>> Start Supplied entries

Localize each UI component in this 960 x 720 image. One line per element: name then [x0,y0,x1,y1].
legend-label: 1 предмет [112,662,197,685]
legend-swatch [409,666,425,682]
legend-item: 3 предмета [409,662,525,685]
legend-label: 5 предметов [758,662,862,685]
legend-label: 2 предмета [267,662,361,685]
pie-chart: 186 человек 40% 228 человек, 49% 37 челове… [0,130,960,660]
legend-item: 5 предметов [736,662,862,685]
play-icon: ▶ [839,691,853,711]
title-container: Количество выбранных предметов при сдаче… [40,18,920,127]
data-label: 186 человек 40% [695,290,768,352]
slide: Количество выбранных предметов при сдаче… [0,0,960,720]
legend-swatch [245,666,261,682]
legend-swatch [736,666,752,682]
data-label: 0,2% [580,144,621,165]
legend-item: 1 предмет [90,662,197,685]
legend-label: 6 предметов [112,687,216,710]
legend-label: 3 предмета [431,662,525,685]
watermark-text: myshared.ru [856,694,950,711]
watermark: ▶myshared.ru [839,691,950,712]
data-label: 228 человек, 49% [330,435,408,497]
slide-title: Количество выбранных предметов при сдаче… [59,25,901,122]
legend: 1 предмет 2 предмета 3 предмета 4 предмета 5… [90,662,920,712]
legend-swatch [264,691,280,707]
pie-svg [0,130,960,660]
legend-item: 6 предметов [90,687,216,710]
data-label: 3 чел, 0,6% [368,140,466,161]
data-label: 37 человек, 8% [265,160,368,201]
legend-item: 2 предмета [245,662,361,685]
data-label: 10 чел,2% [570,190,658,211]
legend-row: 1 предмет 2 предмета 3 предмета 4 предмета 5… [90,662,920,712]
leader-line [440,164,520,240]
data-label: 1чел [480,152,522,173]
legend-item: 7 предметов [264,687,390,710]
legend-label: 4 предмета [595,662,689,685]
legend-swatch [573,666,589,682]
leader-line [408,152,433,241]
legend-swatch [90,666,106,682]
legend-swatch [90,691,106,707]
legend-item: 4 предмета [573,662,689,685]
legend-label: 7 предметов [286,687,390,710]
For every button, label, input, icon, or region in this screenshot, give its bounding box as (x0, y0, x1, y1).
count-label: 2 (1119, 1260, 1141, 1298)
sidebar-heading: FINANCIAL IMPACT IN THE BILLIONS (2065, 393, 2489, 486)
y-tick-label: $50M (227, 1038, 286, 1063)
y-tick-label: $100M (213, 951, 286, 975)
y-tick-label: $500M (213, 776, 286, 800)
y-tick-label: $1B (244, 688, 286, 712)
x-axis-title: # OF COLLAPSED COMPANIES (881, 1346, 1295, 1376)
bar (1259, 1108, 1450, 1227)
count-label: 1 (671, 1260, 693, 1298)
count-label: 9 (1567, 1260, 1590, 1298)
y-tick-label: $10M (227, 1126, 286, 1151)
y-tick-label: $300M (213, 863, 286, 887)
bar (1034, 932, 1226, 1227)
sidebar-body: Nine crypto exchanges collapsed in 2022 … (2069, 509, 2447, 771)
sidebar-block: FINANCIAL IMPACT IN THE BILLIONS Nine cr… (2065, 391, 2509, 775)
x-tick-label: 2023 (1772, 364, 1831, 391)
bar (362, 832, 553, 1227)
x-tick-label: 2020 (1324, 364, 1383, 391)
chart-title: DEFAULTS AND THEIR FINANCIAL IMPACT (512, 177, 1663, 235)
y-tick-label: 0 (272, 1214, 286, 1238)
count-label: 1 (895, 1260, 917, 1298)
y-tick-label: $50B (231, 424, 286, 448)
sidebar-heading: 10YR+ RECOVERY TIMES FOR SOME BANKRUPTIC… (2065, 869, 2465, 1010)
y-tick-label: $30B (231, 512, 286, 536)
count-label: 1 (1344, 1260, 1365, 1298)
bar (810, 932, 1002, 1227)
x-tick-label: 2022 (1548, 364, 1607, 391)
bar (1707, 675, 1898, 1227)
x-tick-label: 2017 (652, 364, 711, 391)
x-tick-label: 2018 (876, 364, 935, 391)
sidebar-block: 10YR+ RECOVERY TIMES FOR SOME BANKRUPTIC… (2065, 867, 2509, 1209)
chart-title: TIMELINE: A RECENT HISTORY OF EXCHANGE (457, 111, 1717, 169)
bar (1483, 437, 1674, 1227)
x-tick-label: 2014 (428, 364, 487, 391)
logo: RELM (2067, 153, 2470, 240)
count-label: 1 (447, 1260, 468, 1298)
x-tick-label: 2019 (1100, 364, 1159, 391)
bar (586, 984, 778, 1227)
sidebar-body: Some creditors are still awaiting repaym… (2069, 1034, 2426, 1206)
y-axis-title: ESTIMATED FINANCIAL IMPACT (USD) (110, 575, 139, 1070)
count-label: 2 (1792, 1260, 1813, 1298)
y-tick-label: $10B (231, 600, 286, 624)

>> End Supplied entries

- [Job]:
Copy out all of the material above, keeping every line and every character unchanged.

- [Response to the exercise]:
Localize each UI component in this 960 x 720 image. One line per element: name then [x0,y0,x1,y1].
legend-label: 1 предмет [112,662,197,685]
legend-swatch [409,666,425,682]
legend-item: 3 предмета [409,662,525,685]
legend-label: 5 предметов [758,662,862,685]
legend-label: 2 предмета [267,662,361,685]
pie-chart: 186 человек 40% 228 человек, 49% 37 челове… [0,130,960,660]
legend-item: 5 предметов [736,662,862,685]
play-icon: ▶ [839,691,853,711]
title-container: Количество выбранных предметов при сдаче… [40,18,920,127]
data-label: 186 человек 40% [695,290,768,352]
slide: Количество выбранных предметов при сдаче… [0,0,960,720]
legend-swatch [245,666,261,682]
legend-swatch [736,666,752,682]
data-label: 0,2% [580,144,621,165]
legend-item: 1 предмет [90,662,197,685]
legend-label: 6 предметов [112,687,216,710]
legend-label: 3 предмета [431,662,525,685]
watermark-text: myshared.ru [856,694,950,711]
watermark: ▶myshared.ru [839,691,950,712]
data-label: 228 человек, 49% [330,435,408,497]
slide-title: Количество выбранных предметов при сдаче… [59,25,901,122]
legend: 1 предмет 2 предмета 3 предмета 4 предмета 5… [90,662,920,712]
legend-swatch [264,691,280,707]
pie-svg [0,130,960,660]
legend-item: 6 предметов [90,687,216,710]
data-label: 3 чел, 0,6% [368,140,466,161]
data-label: 37 человек, 8% [265,160,368,201]
legend-item: 2 предмета [245,662,361,685]
data-label: 10 чел,2% [570,190,658,211]
legend-row: 1 предмет 2 предмета 3 предмета 4 предмета 5… [90,662,920,712]
leader-line [440,164,520,240]
data-label: 1чел [480,152,522,173]
legend-item: 7 предметов [264,687,390,710]
legend-label: 4 предмета [595,662,689,685]
legend-swatch [573,666,589,682]
leader-line [408,152,433,241]
legend-swatch [90,666,106,682]
legend-swatch [90,691,106,707]
legend-item: 4 предмета [573,662,689,685]
legend-label: 7 предметов [286,687,390,710]
For every button, label, input, icon, or region in this screenshot, give its bounding box as (x0, y0, x1, y1).
count-label: 2 (1119, 1260, 1141, 1298)
sidebar-heading: FINANCIAL IMPACT IN THE BILLIONS (2065, 393, 2489, 486)
y-tick-label: $50M (227, 1038, 286, 1063)
y-tick-label: $100M (213, 951, 286, 975)
y-tick-label: $500M (213, 776, 286, 800)
y-tick-label: $1B (244, 688, 286, 712)
x-axis-title: # OF COLLAPSED COMPANIES (881, 1346, 1295, 1376)
bar (1259, 1108, 1450, 1227)
count-label: 1 (671, 1260, 693, 1298)
count-label: 9 (1567, 1260, 1590, 1298)
y-tick-label: $10M (227, 1126, 286, 1151)
y-tick-label: $300M (213, 863, 286, 887)
bar (1034, 932, 1226, 1227)
sidebar-body: Nine crypto exchanges collapsed in 2022 … (2069, 509, 2447, 771)
sidebar-block: FINANCIAL IMPACT IN THE BILLIONS Nine cr… (2065, 391, 2509, 775)
x-tick-label: 2023 (1772, 364, 1831, 391)
bar (362, 832, 553, 1227)
x-tick-label: 2020 (1324, 364, 1383, 391)
chart-title: DEFAULTS AND THEIR FINANCIAL IMPACT (512, 177, 1663, 235)
y-tick-label: 0 (272, 1214, 286, 1238)
count-label: 1 (895, 1260, 917, 1298)
y-tick-label: $50B (231, 424, 286, 448)
sidebar-heading: 10YR+ RECOVERY TIMES FOR SOME BANKRUPTIC… (2065, 869, 2465, 1010)
y-tick-label: $30B (231, 512, 286, 536)
count-label: 1 (1344, 1260, 1365, 1298)
bar (810, 932, 1002, 1227)
x-tick-label: 2022 (1548, 364, 1607, 391)
bar (1707, 675, 1898, 1227)
x-tick-label: 2017 (652, 364, 711, 391)
x-tick-label: 2018 (876, 364, 935, 391)
sidebar-block: 10YR+ RECOVERY TIMES FOR SOME BANKRUPTIC… (2065, 867, 2509, 1209)
chart-title: TIMELINE: A RECENT HISTORY OF EXCHANGE (457, 111, 1717, 169)
bar (1483, 437, 1674, 1227)
x-tick-label: 2014 (428, 364, 487, 391)
logo: RELM (2067, 153, 2470, 240)
count-label: 1 (447, 1260, 468, 1298)
x-tick-label: 2019 (1100, 364, 1159, 391)
bar (586, 984, 778, 1227)
sidebar-body: Some creditors are still awaiting repaym… (2069, 1034, 2426, 1206)
y-axis-title: ESTIMATED FINANCIAL IMPACT (USD) (110, 575, 139, 1070)
count-label: 2 (1792, 1260, 1813, 1298)
y-tick-label: $10B (231, 600, 286, 624)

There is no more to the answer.